___ DATA ___

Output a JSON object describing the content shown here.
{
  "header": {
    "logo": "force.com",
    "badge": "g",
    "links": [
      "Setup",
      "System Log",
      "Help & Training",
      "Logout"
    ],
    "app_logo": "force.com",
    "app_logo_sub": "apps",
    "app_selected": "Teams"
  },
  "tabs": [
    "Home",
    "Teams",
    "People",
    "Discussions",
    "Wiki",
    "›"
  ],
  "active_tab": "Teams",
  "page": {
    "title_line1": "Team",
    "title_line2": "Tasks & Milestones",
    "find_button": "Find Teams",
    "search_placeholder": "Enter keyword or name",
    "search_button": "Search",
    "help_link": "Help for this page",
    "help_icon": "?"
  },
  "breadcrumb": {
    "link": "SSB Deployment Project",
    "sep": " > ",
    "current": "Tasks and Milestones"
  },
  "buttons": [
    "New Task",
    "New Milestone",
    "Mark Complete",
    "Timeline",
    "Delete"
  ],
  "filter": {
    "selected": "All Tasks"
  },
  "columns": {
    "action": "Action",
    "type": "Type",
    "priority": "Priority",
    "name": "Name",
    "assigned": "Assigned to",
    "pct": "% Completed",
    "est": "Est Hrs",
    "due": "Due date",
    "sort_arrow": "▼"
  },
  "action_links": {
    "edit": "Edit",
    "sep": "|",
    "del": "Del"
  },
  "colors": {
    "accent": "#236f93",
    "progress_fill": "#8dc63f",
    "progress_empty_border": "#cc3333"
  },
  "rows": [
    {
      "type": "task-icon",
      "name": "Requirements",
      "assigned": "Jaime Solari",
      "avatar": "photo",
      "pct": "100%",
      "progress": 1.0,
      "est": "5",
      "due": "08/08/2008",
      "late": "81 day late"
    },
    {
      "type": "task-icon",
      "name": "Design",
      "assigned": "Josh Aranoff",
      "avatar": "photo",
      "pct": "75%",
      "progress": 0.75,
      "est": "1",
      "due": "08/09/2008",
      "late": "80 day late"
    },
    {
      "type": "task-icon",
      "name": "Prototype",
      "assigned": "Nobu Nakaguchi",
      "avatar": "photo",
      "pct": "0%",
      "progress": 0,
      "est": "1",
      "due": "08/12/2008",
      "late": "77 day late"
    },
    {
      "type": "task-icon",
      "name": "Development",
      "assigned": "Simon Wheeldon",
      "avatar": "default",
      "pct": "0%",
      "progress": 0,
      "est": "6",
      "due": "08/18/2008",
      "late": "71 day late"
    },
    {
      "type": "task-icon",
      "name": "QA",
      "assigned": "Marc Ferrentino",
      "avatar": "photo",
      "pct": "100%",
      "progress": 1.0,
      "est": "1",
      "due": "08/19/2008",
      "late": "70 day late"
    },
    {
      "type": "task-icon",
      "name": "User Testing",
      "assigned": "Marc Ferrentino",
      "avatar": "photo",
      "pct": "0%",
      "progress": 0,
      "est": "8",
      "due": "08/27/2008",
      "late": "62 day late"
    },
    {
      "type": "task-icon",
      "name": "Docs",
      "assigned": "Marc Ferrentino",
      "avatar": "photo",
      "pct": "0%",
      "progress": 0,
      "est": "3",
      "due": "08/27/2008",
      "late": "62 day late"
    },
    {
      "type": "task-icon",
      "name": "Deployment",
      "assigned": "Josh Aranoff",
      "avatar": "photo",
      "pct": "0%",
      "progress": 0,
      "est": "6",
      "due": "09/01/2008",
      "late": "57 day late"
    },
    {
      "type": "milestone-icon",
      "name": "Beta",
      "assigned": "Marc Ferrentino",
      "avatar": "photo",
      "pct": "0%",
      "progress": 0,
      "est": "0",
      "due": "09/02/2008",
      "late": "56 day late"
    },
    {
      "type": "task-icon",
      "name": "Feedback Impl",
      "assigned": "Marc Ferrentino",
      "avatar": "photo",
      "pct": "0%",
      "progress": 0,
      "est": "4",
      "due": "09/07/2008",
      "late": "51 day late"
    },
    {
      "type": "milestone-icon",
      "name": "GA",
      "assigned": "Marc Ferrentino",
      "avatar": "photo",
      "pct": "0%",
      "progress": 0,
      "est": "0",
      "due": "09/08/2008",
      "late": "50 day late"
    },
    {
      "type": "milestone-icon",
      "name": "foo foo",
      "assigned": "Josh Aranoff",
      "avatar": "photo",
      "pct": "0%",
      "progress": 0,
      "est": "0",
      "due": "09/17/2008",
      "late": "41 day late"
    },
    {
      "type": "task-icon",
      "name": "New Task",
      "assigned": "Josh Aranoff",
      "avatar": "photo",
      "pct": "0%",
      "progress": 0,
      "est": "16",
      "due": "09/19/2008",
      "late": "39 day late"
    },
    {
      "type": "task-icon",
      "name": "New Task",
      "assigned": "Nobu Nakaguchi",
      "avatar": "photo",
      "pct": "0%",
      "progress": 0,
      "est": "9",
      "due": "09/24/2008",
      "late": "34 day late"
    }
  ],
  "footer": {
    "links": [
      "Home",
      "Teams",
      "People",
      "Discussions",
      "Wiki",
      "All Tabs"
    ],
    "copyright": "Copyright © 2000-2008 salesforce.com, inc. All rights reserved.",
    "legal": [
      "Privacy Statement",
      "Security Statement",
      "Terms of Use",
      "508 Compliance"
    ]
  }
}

___

* PROMPT *
Retype the material above, line by line, exactly.

* TASK ANSWER *
Output a JSON object describing the content shown here.
{
  "header": {
    "logo": "force.com",
    "badge": "g",
    "links": [
      "Setup",
      "System Log",
      "Help & Training",
      "Logout"
    ],
    "app_logo": "force.com",
    "app_logo_sub": "apps",
    "app_selected": "Teams"
  },
  "tabs": [
    "Home",
    "Teams",
    "People",
    "Discussions",
    "Wiki",
    "›"
  ],
  "active_tab": "Teams",
  "page": {
    "title_line1": "Team",
    "title_line2": "Tasks & Milestones",
    "find_button": "Find Teams",
    "search_placeholder": "Enter keyword or name",
    "search_button": "Search",
    "help_link": "Help for this page",
    "help_icon": "?"
  },
  "breadcrumb": {
    "link": "SSB Deployment Project",
    "sep": " > ",
    "current": "Tasks and Milestones"
  },
  "buttons": [
    "New Task",
    "New Milestone",
    "Mark Complete",
    "Timeline",
    "Delete"
  ],
  "filter": {
    "selected": "All Tasks"
  },
  "columns": {
    "action": "Action",
    "type": "Type",
    "priority": "Priority",
    "name": "Name",
    "assigned": "Assigned to",
    "pct": "% Completed",
    "est": "Est Hrs",
    "due": "Due date",
    "sort_arrow": "▼"
  },
  "action_links": {
    "edit": "Edit",
    "sep": "|",
    "del": "Del"
  },
  "colors": {
    "accent": "#236f93",
    "progress_fill": "#8dc63f",
    "progress_empty_border": "#cc3333"
  },
  "rows": [
    {
      "type": "task-icon",
      "name": "Requirements",
      "assigned": "Jaime Solari",
      "avatar": "photo",
      "pct": "100%",
      "progress": 1.0,
      "est": "5",
      "due": "08/08/2008",
      "late": "81 day late"
    },
    {
      "type": "task-icon",
      "name": "Design",
      "assigned": "Josh Aranoff",
      "avatar": "photo",
      "pct": "75%",
      "progress": 0.75,
      "est": "1",
      "due": "08/09/2008",
      "late": "80 day late"
    },
    {
      "type": "task-icon",
      "name": "Prototype",
      "assigned": "Nobu Nakaguchi",
      "avatar": "photo",
      "pct": "0%",
      "progress": 0,
      "est": "1",
      "due": "08/12/2008",
      "late": "77 day late"
    },
    {
      "type": "task-icon",
      "name": "Development",
      "assigned": "Simon Wheeldon",
      "avatar": "default",
      "pct": "0%",
      "progress": 0,
      "est": "6",
      "due": "08/18/2008",
      "late": "71 day late"
    },
    {
      "type": "task-icon",
      "name": "QA",
      "assigned": "Marc Ferrentino",
      "avatar": "photo",
      "pct": "100%",
      "progress": 1.0,
      "est": "1",
      "due": "08/19/2008",
      "late": "70 day late"
    },
    {
      "type": "task-icon",
      "name": "User Testing",
      "assigned": "Marc Ferrentino",
      "avatar": "photo",
      "pct": "0%",
      "progress": 0,
      "est": "8",
      "due": "08/27/2008",
      "late": "62 day late"
    },
    {
      "type": "task-icon",
      "name": "Docs",
      "assigned": "Marc Ferrentino",
      "avatar": "photo",
      "pct": "0%",
      "progress": 0,
      "est": "3",
      "due": "08/27/2008",
      "late": "62 day late"
    },
    {
      "type": "task-icon",
      "name": "Deployment",
      "assigned": "Josh Aranoff",
      "avatar": "photo",
      "pct": "0%",
      "progress": 0,
      "est": "6",
      "due": "09/01/2008",
      "late": "57 day late"
    },
    {
      "type": "milestone-icon",
      "name": "Beta",
      "assigned": "Marc Ferrentino",
      "avatar": "photo",
      "pct": "0%",
      "progress": 0,
      "est": "0",
      "due": "09/02/2008",
      "late": "56 day late"
    },
    {
      "type": "task-icon",
      "name": "Feedback Impl",
      "assigned": "Marc Ferrentino",
      "avatar": "photo",
      "pct": "0%",
      "progress": 0,
      "est": "4",
      "due": "09/07/2008",
      "late": "51 day late"
    },
    {
      "type": "milestone-icon",
      "name": "GA",
      "assigned": "Marc Ferrentino",
      "avatar": "photo",
      "pct": "0%",
      "progress": 0,
      "est": "0",
      "due": "09/08/2008",
      "late": "50 day late"
    },
    {
      "type": "milestone-icon",
      "name": "foo foo",
      "assigned": "Josh Aranoff",
      "avatar": "photo",
      "pct": "0%",
      "progress": 0,
      "est": "0",
      "due": "09/17/2008",
      "late": "41 day late"
    },
    {
      "type": "task-icon",
      "name": "New Task",
      "assigned": "Josh Aranoff",
      "avatar": "photo",
      "pct": "0%",
      "progress": 0,
      "est": "16",
      "due": "09/19/2008",
      "late": "39 day late"
    },
    {
      "type": "task-icon",
      "name": "New Task",
      "assigned": "Nobu Nakaguchi",
      "avatar": "photo",
      "pct": "0%",
      "progress": 0,
      "est": "9",
      "due": "09/24/2008",
      "late": "34 day late"
    }
  ],
  "footer": {
    "links": [
      "Home",
      "Teams",
      "People",
      "Discussions",
      "Wiki",
      "All Tabs"
    ],
    "copyright": "Copyright © 2000-2008 salesforce.com, inc. All rights reserved.",
    "legal": [
      "Privacy Statement",
      "Security Statement",
      "Terms of Use",
      "508 Compliance"
    ]
  }
}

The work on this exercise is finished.